WRITTEN PROBLEM ->
Using the data beneath, show every line that includes the word "班学生单独整理需要".

EXTRACTED RECORDS ->

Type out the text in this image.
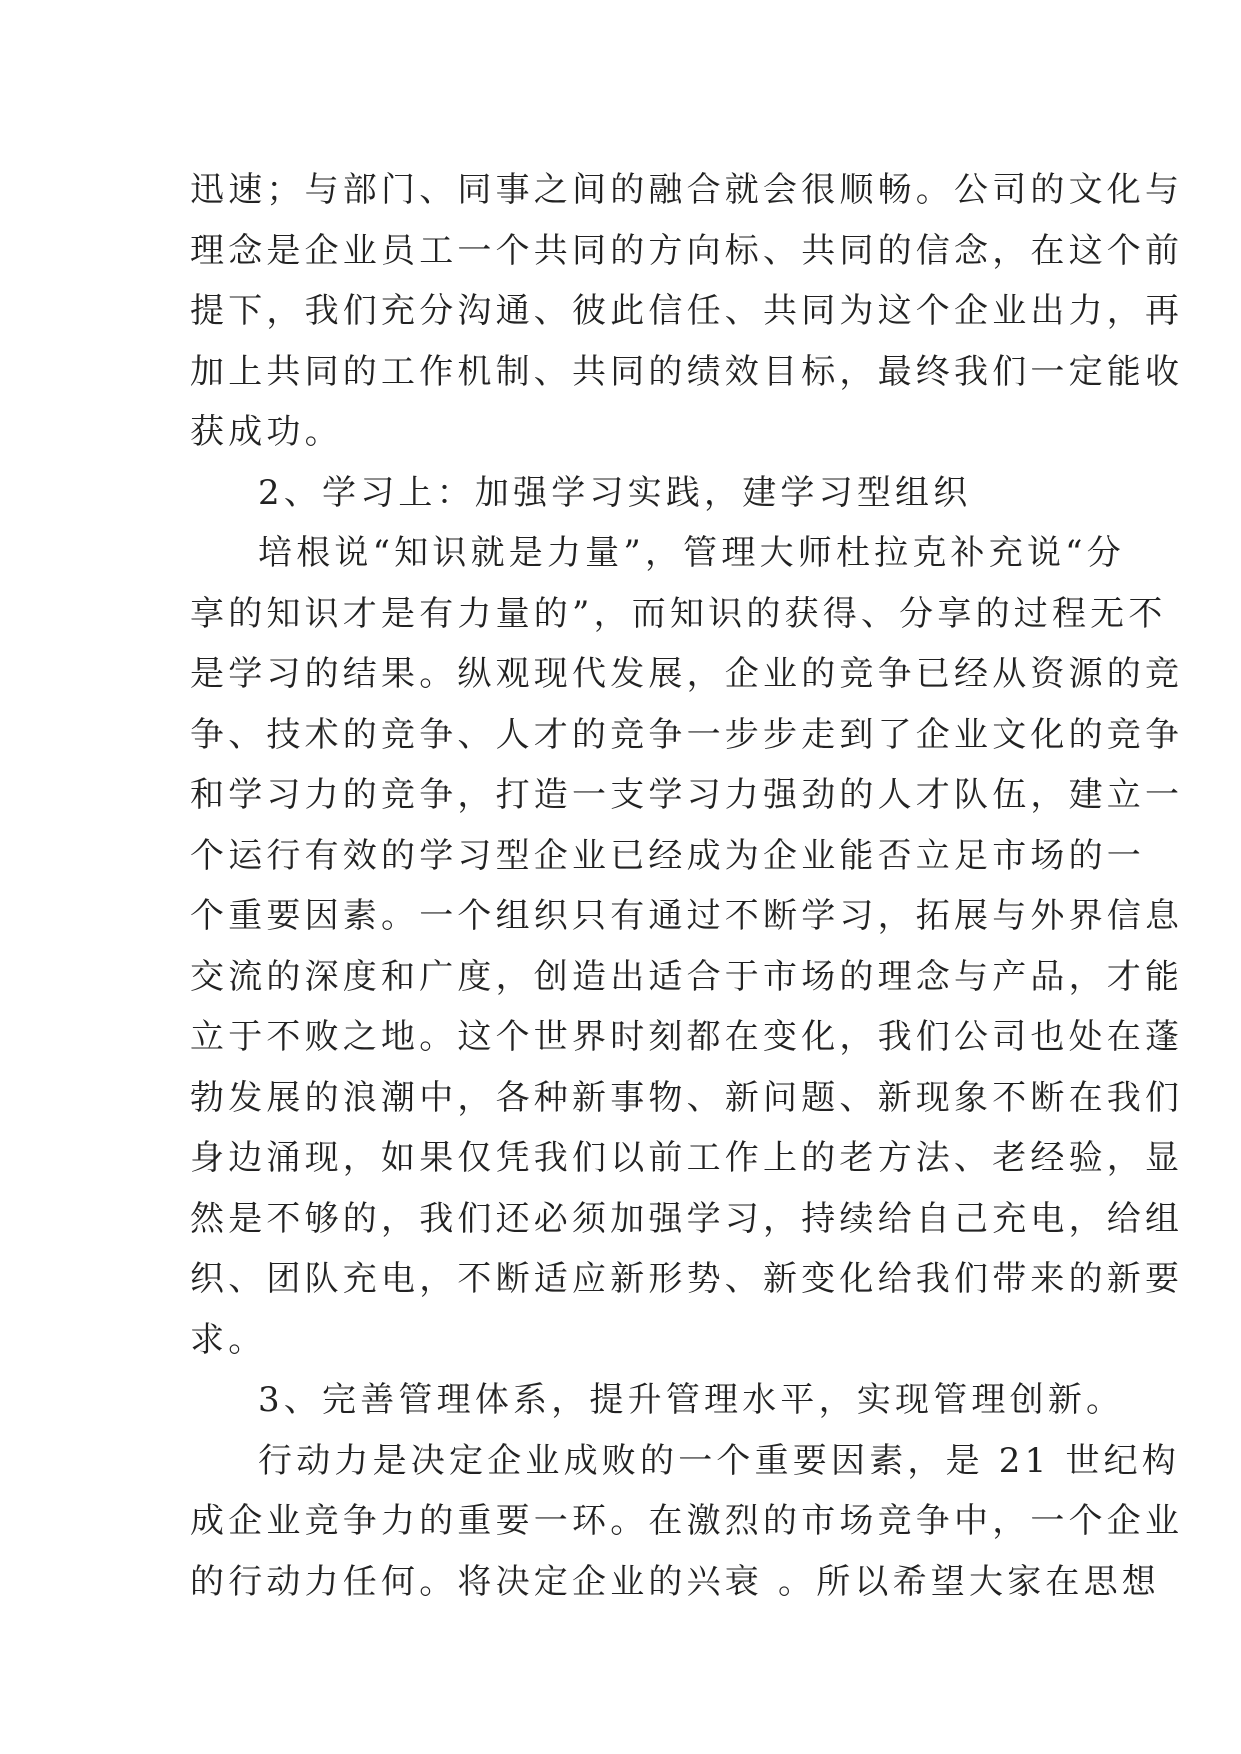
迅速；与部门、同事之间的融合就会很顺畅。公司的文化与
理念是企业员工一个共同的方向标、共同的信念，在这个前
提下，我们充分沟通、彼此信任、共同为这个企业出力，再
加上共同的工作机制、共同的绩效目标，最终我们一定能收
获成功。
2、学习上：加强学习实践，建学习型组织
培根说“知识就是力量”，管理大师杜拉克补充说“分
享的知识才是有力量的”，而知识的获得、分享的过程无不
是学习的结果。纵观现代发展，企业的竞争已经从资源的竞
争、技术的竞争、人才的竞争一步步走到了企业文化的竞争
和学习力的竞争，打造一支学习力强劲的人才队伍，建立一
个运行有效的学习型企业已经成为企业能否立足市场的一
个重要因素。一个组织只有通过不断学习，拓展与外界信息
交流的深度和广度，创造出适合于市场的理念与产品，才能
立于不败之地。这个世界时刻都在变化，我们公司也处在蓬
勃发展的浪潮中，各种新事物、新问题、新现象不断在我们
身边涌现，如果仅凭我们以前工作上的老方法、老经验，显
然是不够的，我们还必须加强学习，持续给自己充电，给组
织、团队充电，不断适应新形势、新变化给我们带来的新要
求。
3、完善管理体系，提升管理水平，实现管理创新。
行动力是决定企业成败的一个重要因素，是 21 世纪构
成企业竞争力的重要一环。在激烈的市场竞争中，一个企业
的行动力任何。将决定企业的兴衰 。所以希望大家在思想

--

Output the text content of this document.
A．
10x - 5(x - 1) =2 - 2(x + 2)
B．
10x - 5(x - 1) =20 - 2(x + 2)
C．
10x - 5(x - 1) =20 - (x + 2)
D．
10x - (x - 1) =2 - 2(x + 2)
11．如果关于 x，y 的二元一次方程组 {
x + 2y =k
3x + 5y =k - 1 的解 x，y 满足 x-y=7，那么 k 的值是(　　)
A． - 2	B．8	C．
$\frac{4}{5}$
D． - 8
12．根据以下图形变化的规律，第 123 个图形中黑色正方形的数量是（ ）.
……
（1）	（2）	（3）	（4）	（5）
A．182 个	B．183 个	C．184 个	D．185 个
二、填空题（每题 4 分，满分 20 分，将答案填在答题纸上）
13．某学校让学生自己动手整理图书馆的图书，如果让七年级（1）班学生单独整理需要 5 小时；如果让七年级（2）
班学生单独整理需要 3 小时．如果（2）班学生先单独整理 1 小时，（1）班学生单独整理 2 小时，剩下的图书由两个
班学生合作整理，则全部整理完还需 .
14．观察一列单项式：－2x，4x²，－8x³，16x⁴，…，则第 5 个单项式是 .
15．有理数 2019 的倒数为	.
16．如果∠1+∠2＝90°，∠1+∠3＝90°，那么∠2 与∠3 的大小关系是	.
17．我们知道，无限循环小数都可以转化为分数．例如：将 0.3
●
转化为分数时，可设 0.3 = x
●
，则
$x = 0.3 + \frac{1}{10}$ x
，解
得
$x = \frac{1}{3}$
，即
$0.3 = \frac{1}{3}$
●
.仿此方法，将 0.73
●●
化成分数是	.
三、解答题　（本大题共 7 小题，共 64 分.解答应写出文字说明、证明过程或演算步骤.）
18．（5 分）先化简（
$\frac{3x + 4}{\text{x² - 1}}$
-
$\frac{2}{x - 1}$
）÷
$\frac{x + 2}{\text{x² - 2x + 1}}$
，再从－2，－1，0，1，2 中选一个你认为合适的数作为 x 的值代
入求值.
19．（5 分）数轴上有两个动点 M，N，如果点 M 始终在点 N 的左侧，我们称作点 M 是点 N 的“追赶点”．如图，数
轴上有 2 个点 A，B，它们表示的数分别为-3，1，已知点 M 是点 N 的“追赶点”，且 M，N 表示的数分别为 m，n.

* * *

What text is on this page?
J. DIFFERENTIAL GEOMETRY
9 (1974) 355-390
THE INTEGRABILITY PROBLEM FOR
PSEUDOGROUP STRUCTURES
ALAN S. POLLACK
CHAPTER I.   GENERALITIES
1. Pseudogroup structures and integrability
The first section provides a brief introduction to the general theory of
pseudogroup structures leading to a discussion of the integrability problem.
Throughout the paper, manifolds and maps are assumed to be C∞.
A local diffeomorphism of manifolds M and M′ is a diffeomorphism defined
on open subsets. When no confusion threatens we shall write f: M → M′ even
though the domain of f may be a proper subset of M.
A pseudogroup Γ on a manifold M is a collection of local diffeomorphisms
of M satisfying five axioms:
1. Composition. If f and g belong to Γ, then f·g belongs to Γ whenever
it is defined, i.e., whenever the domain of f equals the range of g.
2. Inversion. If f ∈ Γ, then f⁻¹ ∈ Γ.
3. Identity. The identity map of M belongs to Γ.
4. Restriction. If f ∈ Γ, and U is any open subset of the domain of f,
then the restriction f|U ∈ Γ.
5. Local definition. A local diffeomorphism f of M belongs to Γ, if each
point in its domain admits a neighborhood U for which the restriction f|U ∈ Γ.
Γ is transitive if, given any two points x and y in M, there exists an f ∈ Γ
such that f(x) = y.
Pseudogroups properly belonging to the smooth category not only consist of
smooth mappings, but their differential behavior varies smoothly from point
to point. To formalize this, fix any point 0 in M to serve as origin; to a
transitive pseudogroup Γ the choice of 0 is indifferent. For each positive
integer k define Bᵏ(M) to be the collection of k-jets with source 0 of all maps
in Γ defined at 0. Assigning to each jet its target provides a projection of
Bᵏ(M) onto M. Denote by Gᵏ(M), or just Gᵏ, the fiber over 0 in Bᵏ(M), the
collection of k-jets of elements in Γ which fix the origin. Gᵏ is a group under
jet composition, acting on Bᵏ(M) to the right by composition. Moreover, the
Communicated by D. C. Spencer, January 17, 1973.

RESULT ->
13．某学校让学生自己动手整理图书馆的图书，如果让七年级（1）班学生单独整理需要 5 小时；如果让七年级（2）
班学生单独整理需要 3 小时．如果（2）班学生先单独整理 1 小时，（1）班学生单独整理 2 小时，剩下的图书由两个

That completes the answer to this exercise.